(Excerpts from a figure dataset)

+--

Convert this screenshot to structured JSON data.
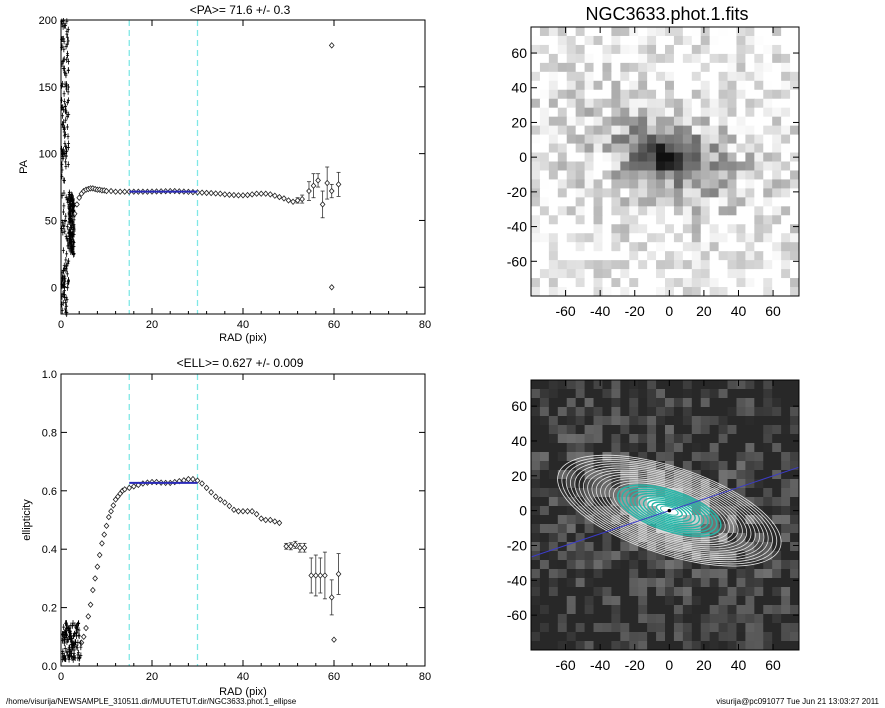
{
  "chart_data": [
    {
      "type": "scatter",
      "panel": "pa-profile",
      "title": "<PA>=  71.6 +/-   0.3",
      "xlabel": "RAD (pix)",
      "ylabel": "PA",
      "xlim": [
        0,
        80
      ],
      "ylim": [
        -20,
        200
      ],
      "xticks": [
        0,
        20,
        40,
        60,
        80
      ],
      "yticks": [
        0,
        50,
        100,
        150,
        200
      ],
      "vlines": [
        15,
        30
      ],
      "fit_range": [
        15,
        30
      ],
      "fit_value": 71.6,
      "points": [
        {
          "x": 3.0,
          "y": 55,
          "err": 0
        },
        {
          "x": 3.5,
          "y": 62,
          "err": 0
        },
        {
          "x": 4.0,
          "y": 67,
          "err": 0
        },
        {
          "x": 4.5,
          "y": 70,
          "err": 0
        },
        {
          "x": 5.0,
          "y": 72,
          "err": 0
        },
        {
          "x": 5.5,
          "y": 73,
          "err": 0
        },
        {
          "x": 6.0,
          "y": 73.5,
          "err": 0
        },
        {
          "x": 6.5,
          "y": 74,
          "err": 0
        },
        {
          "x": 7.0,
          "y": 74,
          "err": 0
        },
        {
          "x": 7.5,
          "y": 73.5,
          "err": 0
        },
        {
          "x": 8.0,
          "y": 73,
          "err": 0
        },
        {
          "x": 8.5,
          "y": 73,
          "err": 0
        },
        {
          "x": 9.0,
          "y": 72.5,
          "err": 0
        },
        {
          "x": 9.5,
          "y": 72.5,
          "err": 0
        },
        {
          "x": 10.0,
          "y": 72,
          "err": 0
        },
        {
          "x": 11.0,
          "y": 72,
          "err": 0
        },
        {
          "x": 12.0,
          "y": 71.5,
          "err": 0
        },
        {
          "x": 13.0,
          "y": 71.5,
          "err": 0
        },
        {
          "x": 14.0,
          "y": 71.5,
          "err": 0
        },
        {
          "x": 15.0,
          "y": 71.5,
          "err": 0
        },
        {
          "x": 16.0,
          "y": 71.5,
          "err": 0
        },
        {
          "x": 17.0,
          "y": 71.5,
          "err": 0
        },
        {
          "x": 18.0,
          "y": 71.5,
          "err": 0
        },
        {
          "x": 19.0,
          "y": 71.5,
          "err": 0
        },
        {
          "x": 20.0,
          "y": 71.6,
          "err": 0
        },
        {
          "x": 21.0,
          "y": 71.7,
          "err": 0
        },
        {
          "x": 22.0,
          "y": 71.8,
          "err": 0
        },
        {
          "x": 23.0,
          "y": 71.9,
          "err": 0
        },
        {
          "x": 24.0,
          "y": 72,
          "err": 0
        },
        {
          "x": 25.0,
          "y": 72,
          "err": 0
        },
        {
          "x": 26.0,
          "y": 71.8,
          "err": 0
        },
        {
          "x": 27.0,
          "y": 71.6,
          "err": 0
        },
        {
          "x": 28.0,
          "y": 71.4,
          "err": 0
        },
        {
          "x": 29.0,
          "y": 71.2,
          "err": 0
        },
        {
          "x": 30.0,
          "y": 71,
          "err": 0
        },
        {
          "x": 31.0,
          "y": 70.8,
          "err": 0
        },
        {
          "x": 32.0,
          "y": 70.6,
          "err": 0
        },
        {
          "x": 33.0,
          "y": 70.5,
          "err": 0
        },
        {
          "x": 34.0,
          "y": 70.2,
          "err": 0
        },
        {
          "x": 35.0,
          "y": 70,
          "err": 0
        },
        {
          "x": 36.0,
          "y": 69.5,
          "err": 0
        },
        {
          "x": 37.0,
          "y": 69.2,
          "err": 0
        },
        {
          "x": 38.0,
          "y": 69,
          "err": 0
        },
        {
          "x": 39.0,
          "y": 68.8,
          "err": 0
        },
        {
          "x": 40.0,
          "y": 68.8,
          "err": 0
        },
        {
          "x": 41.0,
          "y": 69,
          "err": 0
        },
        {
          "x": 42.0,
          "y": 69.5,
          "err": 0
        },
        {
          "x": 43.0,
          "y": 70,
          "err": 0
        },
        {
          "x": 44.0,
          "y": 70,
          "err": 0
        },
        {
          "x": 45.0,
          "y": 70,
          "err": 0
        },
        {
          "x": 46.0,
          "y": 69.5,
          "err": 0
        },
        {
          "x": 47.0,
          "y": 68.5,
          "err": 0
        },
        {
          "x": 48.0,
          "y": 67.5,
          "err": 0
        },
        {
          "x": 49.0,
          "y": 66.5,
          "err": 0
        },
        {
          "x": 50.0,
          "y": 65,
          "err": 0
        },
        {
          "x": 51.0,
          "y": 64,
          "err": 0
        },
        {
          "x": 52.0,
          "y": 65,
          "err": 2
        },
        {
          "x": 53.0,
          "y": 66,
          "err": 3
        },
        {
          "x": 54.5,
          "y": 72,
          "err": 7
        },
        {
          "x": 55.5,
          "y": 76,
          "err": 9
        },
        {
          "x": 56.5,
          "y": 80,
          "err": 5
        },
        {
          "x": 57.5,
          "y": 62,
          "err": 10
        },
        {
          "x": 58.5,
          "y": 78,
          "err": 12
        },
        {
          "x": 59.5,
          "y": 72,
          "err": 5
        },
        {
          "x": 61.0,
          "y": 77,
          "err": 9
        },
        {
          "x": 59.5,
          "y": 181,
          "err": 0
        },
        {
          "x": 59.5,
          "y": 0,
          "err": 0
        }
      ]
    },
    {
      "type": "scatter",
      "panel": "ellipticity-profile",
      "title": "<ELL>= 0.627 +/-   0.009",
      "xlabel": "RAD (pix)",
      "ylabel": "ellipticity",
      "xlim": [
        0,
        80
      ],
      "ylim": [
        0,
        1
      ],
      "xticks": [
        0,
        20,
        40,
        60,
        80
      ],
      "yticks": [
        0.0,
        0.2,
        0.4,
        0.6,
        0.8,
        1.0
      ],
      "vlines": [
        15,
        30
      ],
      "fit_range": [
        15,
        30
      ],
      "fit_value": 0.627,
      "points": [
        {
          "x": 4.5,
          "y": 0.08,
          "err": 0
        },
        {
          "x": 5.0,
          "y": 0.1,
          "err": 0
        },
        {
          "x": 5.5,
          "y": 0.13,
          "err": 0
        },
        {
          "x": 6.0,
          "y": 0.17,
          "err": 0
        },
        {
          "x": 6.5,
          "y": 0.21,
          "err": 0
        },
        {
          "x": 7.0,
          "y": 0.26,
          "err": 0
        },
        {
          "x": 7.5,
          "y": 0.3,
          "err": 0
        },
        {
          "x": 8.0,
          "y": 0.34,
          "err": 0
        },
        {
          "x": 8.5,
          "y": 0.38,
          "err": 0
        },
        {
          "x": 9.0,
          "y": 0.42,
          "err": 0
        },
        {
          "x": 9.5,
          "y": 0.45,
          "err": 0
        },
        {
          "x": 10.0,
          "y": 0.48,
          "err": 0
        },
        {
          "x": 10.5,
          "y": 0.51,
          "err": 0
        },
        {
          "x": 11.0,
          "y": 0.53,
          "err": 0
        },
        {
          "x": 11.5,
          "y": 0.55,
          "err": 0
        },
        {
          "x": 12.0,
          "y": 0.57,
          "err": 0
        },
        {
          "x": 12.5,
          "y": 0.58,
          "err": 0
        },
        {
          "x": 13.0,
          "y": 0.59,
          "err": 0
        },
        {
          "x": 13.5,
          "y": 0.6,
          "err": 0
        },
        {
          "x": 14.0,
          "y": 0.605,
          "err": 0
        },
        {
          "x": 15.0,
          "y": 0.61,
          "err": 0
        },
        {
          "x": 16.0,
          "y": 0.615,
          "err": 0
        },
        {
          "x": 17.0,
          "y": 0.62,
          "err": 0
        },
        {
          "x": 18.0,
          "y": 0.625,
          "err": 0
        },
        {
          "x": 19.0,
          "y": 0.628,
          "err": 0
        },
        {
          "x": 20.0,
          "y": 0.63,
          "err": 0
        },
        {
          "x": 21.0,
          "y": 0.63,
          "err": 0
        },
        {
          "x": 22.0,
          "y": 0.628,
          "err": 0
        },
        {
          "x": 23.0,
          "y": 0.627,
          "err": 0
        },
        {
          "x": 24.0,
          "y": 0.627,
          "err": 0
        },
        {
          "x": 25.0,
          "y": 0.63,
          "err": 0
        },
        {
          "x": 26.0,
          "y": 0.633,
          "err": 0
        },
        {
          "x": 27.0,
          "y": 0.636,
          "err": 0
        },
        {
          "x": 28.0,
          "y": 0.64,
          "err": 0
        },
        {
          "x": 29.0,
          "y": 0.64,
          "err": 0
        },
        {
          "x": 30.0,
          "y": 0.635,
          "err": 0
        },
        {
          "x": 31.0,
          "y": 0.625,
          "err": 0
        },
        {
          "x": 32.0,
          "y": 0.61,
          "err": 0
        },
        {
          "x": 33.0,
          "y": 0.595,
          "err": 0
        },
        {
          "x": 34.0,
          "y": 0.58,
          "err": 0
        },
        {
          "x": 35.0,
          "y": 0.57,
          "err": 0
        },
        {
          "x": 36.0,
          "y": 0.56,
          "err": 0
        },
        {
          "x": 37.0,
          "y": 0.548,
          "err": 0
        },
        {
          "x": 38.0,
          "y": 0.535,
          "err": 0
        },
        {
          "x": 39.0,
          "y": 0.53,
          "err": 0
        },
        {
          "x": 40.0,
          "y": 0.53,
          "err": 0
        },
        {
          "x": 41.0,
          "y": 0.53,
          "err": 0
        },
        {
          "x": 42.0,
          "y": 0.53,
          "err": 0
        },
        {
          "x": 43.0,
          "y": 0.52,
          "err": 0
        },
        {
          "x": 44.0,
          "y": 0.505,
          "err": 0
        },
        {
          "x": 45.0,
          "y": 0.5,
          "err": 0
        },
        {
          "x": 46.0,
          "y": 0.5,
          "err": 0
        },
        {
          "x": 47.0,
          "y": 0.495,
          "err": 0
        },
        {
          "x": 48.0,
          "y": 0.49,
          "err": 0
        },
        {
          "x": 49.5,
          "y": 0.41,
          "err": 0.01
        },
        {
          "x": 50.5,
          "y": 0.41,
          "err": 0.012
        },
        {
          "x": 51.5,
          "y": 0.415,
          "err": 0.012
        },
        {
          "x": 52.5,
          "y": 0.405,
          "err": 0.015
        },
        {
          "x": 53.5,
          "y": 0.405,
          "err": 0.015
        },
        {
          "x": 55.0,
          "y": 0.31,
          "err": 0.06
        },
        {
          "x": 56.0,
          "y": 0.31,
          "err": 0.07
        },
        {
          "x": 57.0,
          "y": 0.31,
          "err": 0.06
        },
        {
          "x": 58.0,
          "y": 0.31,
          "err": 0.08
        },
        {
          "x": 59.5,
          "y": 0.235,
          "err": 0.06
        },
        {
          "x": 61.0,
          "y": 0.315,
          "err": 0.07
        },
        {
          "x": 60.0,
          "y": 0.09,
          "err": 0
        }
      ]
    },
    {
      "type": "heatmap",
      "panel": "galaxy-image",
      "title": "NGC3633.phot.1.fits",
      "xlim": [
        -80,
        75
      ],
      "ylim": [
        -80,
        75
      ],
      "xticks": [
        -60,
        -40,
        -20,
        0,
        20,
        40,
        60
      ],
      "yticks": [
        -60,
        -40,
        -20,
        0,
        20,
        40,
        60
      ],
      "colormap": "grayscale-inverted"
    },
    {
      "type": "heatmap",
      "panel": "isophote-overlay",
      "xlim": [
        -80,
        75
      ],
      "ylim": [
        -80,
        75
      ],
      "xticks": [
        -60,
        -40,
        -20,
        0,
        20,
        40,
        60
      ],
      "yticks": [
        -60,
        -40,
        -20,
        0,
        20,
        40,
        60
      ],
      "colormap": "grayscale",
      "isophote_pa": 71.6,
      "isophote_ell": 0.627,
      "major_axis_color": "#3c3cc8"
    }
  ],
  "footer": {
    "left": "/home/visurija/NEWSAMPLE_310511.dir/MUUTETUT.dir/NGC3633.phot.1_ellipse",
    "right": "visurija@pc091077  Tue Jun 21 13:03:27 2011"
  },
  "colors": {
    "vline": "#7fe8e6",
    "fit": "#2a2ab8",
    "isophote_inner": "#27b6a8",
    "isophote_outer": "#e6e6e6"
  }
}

+--

● TO DO
Your task is to pick out every line with the string "grayscale" and copy it.

● ANSWER TO THE PROBLEM
      "colormap": "grayscale-inverted"
      "colormap": "grayscale",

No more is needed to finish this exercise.